Problem to work on: Reproduce the listing below line for line, changing nothing.
───── Data lines ─────
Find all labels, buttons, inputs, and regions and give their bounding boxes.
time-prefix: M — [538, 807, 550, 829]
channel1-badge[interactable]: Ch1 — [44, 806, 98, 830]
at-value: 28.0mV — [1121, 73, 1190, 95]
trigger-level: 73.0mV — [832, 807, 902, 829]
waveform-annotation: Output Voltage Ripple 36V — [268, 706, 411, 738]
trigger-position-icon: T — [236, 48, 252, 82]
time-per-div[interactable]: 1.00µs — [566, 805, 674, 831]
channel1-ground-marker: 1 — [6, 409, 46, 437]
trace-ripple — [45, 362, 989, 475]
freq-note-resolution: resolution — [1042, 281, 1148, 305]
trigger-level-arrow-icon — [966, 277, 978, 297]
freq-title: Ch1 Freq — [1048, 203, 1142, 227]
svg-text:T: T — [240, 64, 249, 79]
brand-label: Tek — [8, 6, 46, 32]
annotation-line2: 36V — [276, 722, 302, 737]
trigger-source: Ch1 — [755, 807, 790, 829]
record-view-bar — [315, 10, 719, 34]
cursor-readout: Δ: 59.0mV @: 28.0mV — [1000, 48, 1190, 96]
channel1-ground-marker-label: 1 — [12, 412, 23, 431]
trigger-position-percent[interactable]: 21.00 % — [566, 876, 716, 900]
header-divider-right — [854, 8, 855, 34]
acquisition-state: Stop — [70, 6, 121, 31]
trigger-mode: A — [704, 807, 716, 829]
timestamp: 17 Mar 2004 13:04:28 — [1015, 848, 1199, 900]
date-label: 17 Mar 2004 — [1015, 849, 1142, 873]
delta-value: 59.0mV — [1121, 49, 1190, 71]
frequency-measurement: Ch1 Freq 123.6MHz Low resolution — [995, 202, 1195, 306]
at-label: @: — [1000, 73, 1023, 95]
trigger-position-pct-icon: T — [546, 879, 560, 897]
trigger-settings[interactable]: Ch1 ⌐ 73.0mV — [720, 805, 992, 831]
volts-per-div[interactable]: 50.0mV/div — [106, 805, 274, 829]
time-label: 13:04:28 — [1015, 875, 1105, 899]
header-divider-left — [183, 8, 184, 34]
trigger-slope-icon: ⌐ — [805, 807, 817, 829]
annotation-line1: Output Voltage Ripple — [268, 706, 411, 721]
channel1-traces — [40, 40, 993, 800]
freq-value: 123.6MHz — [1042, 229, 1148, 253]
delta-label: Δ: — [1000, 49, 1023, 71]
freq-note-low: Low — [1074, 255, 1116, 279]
─────
Solution to this task:
Find all labels, buttons, inputs, and regions and give their bounding boxes.
time-prefix: M — [538, 807, 550, 829]
channel1-badge[interactable]: Ch1 — [44, 806, 98, 830]
at-value: 28.0mV — [1121, 73, 1190, 95]
trigger-level: 73.0mV — [832, 807, 902, 829]
waveform-annotation: Output Voltage Ripple 36V — [268, 706, 411, 738]
trigger-position-icon: T — [236, 48, 252, 82]
time-per-div[interactable]: 1.00µs — [566, 805, 674, 831]
channel1-ground-marker: 1 — [6, 409, 46, 437]
trace-ripple — [45, 362, 989, 475]
freq-note-resolution: resolution — [1042, 281, 1148, 305]
trigger-level-arrow-icon — [966, 277, 978, 297]
freq-title: Ch1 Freq — [1048, 203, 1142, 227]
svg-text:T: T — [240, 64, 249, 79]
brand-label: Tek — [8, 6, 46, 32]
annotation-line2: 36V — [276, 722, 302, 737]
trigger-source: Ch1 — [755, 807, 790, 829]
record-view-bar — [315, 10, 719, 34]
cursor-readout: Δ: 59.0mV @: 28.0mV — [1000, 48, 1190, 96]
channel1-ground-marker-label: 1 — [12, 412, 23, 431]
trigger-position-percent[interactable]: 21.00 % — [566, 876, 716, 900]
header-divider-right — [854, 8, 855, 34]
acquisition-state: Stop — [70, 6, 121, 31]
trigger-mode: A — [704, 807, 716, 829]
timestamp: 17 Mar 2004 13:04:28 — [1015, 848, 1199, 900]
date-label: 17 Mar 2004 — [1015, 849, 1142, 873]
delta-value: 59.0mV — [1121, 49, 1190, 71]
frequency-measurement: Ch1 Freq 123.6MHz Low resolution — [995, 202, 1195, 306]
at-label: @: — [1000, 73, 1023, 95]
trigger-position-pct-icon: T — [546, 879, 560, 897]
trigger-settings[interactable]: Ch1 ⌐ 73.0mV — [720, 805, 992, 831]
volts-per-div[interactable]: 50.0mV/div — [106, 805, 274, 829]
time-label: 13:04:28 — [1015, 875, 1105, 899]
header-divider-left — [183, 8, 184, 34]
trigger-slope-icon: ⌐ — [805, 807, 817, 829]
annotation-line1: Output Voltage Ripple — [268, 706, 411, 721]
channel1-traces — [40, 40, 993, 800]
freq-value: 123.6MHz — [1042, 229, 1148, 253]
delta-label: Δ: — [1000, 49, 1023, 71]
freq-note-low: Low — [1074, 255, 1116, 279]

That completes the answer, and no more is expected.